══ Passage given

ROME—Conservative leader Silvio Berlusconi was locked in a close battle for power with his main rival Walter Veltroni after Italy’s parliamentary election, exit polls showed Monday.
The exit polls released on Sky TV showed Berlusconi’s center-right coalition leading with 42 percent in the lower house, compared with 40 percent for Veltroni, the center-left leader. But that lead was within the 2-percentage point margin of error.
In the Senate, Berlusconi was leading 42.5 percent compared with Veltroni’s 39.5 percent. Senate seats, though, are apportioned according to region and are not based on national results reflected in the exit polls. Under Italy’s system, premiers must have control of both houses to govern.
Italian exit polls have often proved unreliable in past elections, including two years ago when they showed Romano Prodi with a 5-point lead. He eventually won by just 24,000 votes. The voting Sunday and Monday came amid a widespread sense of national decline and an economic downturn.
Berlusconi, 71 and vying for his third term as premier, has blamed the outgoing center-left government for the country’s troubles. Veltroni, the former mayor of Rome, is almost 20 years younger and has promised deep reform and an ideology-free approach to tackle the country’s problems.
Berlusconi entered the race as the front-runner, capitalizing on the unpopularity of the outgoing government of Prodi, whose early collapse forced the vote three years ahead of schedule.
But Veltroni appeared to have narrowed the gap, according to polls released before a pre-election ban on publishing polls took effect.
Whoever wins will face Italy’s perpetual dilemma — improving the economy, the world’s seventh largest. It has underperformed the rest of the euro zone for years and the International Monetary Fund forecasts growth of 0.3 percent this year, compared with a 1.4 percent average growth for the 15-country euro area.
Signs of decline are abound, from piles of trash in Naples, to a buffalo mozzarella heath scare that has hurt exports and hit one of the country’s culinary treasures, to the faltering sale of the state airline Alitalia.
And Italians increasingly blame the governing class — not just one political force or another — for the failure to solve the nation’s problems. The elections decide 945 parliamentary seats, 630 of those in the lower house.
Under Italy’s much-criticized election law, a party only needs a relative majority in the lower house — even just a 1-vote lead — to win bonus seats securing full control of the chamber.
The picture in the Senate will not become clear until results are shown from Italy’s 20 regions, as seats are apportioned according to region and not based on national results reflected in the exit polls.

════
══ Supplied entries

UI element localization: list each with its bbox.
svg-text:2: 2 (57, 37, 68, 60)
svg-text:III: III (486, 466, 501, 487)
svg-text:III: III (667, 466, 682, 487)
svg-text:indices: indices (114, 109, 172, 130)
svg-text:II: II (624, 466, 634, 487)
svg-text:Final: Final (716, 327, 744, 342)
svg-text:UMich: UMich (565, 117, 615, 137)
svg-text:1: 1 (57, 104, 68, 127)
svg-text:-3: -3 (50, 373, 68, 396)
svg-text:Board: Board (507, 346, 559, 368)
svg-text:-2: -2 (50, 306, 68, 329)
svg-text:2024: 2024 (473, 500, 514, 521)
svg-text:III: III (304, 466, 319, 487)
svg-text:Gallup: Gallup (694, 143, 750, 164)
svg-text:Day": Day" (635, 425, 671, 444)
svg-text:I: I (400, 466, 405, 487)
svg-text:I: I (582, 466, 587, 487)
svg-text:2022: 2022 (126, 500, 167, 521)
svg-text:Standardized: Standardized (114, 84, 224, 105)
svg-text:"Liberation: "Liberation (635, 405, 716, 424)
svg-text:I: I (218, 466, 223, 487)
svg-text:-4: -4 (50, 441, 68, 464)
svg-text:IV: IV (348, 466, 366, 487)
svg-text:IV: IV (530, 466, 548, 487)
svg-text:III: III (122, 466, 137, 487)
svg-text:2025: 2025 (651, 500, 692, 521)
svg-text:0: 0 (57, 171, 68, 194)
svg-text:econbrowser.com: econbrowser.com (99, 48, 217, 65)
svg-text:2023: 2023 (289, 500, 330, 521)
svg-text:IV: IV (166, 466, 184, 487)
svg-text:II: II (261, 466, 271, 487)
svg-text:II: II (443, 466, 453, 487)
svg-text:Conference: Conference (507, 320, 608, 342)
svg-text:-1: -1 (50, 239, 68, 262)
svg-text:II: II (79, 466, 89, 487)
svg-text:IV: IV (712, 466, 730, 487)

════

* Work to be completed
Please answer these questions from the election article:
1. What percentage did the Sky TV exit polls give Veltroni in the lower house?
2. How many parliamentary seats do the elections decide?
3. What growth rate does the International Monetary Fund forecast for Italy this year?
Rely only on the election article for your answers.

* Result of the exercise
1. 40 percent
2. 945
3. 0.3 percent